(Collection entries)
□ □ □ □ □ □ □

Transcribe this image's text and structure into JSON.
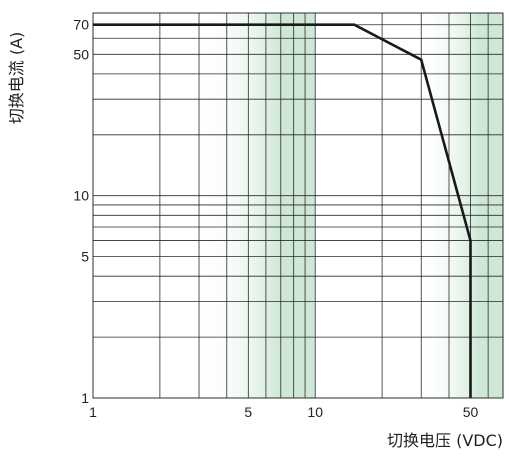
{
  "chart_data": {
    "type": "line",
    "title": "",
    "xlabel": "切换电压 (VDC)",
    "ylabel": "切换电流 (A)",
    "x_scale": "log",
    "y_scale": "log",
    "xlim": [
      1,
      70
    ],
    "ylim": [
      1,
      80
    ],
    "x_tick_labels": [
      {
        "value": 1,
        "label": "1"
      },
      {
        "value": 5,
        "label": "5"
      },
      {
        "value": 10,
        "label": "10"
      },
      {
        "value": 50,
        "label": "50"
      }
    ],
    "y_tick_labels": [
      {
        "value": 1,
        "label": "1"
      },
      {
        "value": 5,
        "label": "5"
      },
      {
        "value": 10,
        "label": "10"
      },
      {
        "value": 50,
        "label": "50"
      },
      {
        "value": 70,
        "label": "70"
      }
    ],
    "grid": true,
    "line_color": "#1a1a1a",
    "grid_color": "#2a2a2a",
    "band_color": "#cfe8d6",
    "series": [
      {
        "points": [
          {
            "x": 1,
            "y": 70
          },
          {
            "x": 15,
            "y": 70
          },
          {
            "x": 30,
            "y": 47
          },
          {
            "x": 50,
            "y": 6
          },
          {
            "x": 50,
            "y": 1
          }
        ]
      }
    ]
  }
}
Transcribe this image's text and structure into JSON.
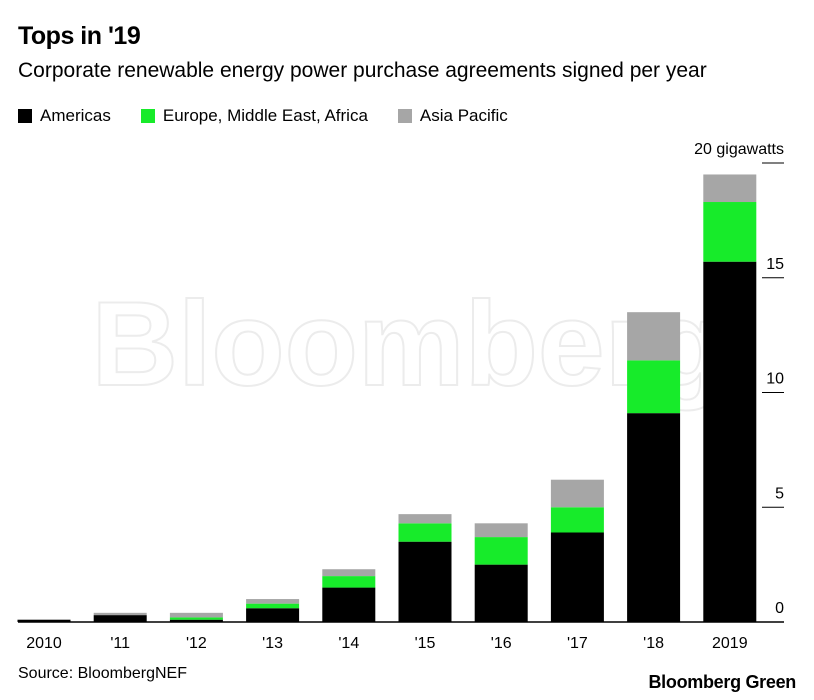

□ □ □ □ □ □ □

Omit pictures; set down the rest of the material word for word.

** EXERCISE RESULT **
Transcribe this image's text and structure into JSON.
{
  "chart_data": {
    "type": "line",
    "title": "",
    "xlabel": "切换电压 (VDC)",
    "ylabel": "切换电流 (A)",
    "x_scale": "log",
    "y_scale": "log",
    "xlim": [
      1,
      70
    ],
    "ylim": [
      1,
      80
    ],
    "x_tick_labels": [
      {
        "value": 1,
        "label": "1"
      },
      {
        "value": 5,
        "label": "5"
      },
      {
        "value": 10,
        "label": "10"
      },
      {
        "value": 50,
        "label": "50"
      }
    ],
    "y_tick_labels": [
      {
        "value": 1,
        "label": "1"
      },
      {
        "value": 5,
        "label": "5"
      },
      {
        "value": 10,
        "label": "10"
      },
      {
        "value": 50,
        "label": "50"
      },
      {
        "value": 70,
        "label": "70"
      }
    ],
    "grid": true,
    "line_color": "#1a1a1a",
    "grid_color": "#2a2a2a",
    "band_color": "#cfe8d6",
    "series": [
      {
        "points": [
          {
            "x": 1,
            "y": 70
          },
          {
            "x": 15,
            "y": 70
          },
          {
            "x": 30,
            "y": 47
          },
          {
            "x": 50,
            "y": 6
          },
          {
            "x": 50,
            "y": 1
          }
        ]
      }
    ]
  }
}
Transcribe this image's text and structure into JSON.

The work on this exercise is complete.